---------- Supplied entries

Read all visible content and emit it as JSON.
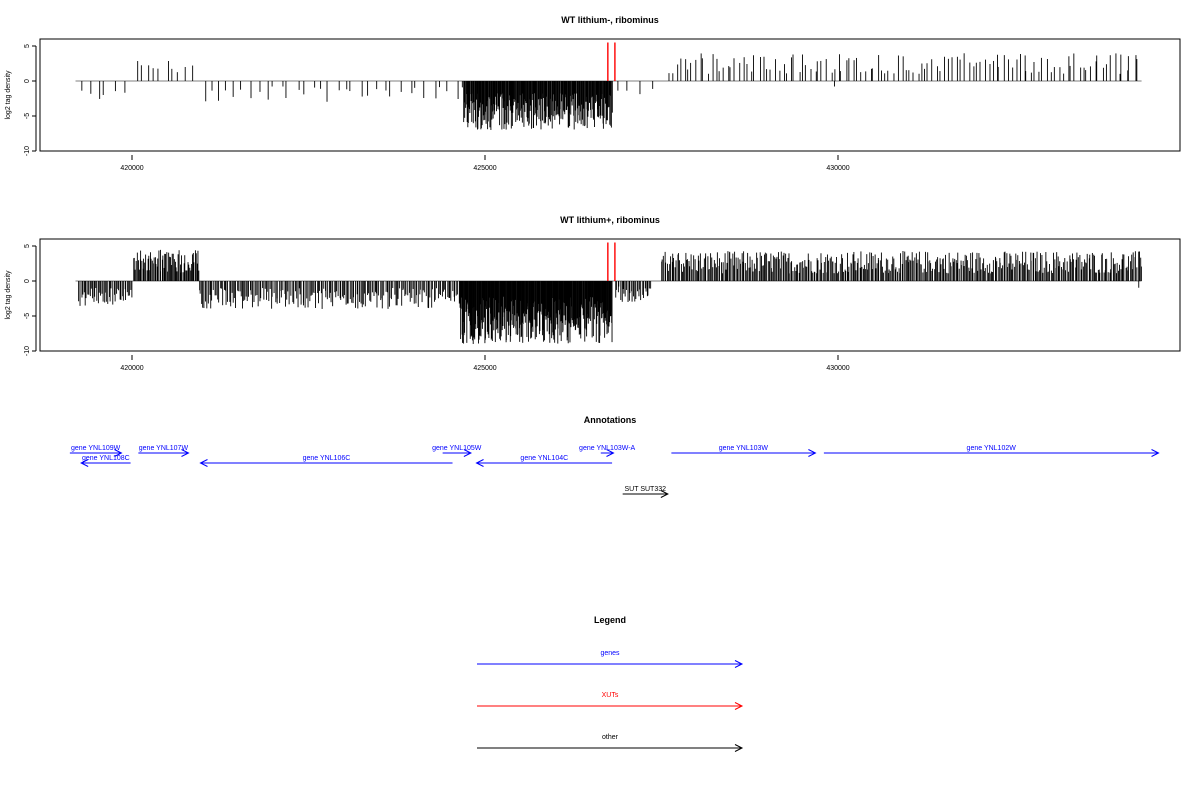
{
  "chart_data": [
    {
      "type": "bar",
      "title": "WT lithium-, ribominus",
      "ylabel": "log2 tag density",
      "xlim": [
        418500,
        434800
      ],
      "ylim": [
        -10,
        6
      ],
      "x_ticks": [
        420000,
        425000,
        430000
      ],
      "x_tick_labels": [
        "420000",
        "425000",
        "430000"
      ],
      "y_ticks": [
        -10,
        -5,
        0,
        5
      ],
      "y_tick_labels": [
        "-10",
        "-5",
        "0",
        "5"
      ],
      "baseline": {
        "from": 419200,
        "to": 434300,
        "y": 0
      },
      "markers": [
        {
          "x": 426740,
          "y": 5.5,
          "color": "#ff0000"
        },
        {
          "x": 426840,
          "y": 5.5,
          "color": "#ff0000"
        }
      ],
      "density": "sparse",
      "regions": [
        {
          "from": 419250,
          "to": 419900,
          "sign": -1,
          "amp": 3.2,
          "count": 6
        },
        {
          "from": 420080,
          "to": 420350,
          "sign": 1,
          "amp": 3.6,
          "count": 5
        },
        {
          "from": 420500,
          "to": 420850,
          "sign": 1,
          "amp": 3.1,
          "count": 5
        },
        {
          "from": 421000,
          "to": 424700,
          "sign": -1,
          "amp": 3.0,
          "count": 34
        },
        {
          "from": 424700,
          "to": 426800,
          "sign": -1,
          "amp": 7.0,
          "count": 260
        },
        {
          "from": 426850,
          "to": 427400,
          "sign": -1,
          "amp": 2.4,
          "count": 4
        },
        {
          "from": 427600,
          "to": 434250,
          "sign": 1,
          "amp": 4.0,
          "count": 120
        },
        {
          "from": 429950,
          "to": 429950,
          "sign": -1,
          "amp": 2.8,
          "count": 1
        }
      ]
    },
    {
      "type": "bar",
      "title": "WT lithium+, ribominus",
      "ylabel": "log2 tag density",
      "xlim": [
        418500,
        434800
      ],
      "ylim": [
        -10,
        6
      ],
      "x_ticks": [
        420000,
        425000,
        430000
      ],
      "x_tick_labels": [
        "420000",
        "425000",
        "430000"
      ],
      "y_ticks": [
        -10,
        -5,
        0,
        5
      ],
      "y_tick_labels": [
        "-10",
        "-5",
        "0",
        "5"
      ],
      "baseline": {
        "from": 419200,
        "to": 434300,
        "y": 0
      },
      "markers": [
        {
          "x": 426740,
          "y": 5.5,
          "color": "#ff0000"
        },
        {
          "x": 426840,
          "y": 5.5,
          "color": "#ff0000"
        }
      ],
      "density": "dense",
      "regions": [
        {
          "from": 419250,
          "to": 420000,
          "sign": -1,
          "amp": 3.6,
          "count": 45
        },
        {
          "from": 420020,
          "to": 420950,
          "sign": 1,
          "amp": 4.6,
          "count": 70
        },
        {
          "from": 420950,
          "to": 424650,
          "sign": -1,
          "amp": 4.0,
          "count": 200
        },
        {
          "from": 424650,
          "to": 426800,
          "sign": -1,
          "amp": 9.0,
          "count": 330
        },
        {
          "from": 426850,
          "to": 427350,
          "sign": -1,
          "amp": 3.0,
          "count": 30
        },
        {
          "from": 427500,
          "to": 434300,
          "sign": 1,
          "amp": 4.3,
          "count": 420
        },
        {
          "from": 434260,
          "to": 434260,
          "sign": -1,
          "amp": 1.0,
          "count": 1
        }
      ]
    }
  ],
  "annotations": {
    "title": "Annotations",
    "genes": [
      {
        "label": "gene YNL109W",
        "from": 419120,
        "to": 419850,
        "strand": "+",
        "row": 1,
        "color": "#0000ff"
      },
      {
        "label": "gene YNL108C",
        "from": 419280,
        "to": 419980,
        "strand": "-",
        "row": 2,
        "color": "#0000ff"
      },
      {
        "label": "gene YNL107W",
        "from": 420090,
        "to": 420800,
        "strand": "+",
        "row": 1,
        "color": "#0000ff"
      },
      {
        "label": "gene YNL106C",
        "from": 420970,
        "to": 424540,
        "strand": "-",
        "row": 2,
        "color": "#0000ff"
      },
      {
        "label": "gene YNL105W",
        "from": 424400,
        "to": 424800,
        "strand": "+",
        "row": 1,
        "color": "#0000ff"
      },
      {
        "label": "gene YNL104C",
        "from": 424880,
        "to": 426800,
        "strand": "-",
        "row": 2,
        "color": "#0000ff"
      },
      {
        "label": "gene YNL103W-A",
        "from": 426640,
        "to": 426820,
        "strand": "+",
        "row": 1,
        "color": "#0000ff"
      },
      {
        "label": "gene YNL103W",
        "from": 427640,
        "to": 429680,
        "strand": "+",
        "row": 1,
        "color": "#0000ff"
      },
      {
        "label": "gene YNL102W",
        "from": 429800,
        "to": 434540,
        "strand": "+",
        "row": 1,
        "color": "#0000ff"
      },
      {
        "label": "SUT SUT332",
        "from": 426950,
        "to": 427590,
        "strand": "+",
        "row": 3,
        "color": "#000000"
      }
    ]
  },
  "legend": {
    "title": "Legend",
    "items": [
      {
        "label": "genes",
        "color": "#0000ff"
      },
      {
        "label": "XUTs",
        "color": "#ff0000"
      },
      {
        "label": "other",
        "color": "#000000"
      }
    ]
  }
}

--------------------

Throughout the records above, find the lines in which the word "ribominus" appears and return them.

◆ Solution to the problem
      "title": "WT lithium-, ribominus",
      "title": "WT lithium+, ribominus",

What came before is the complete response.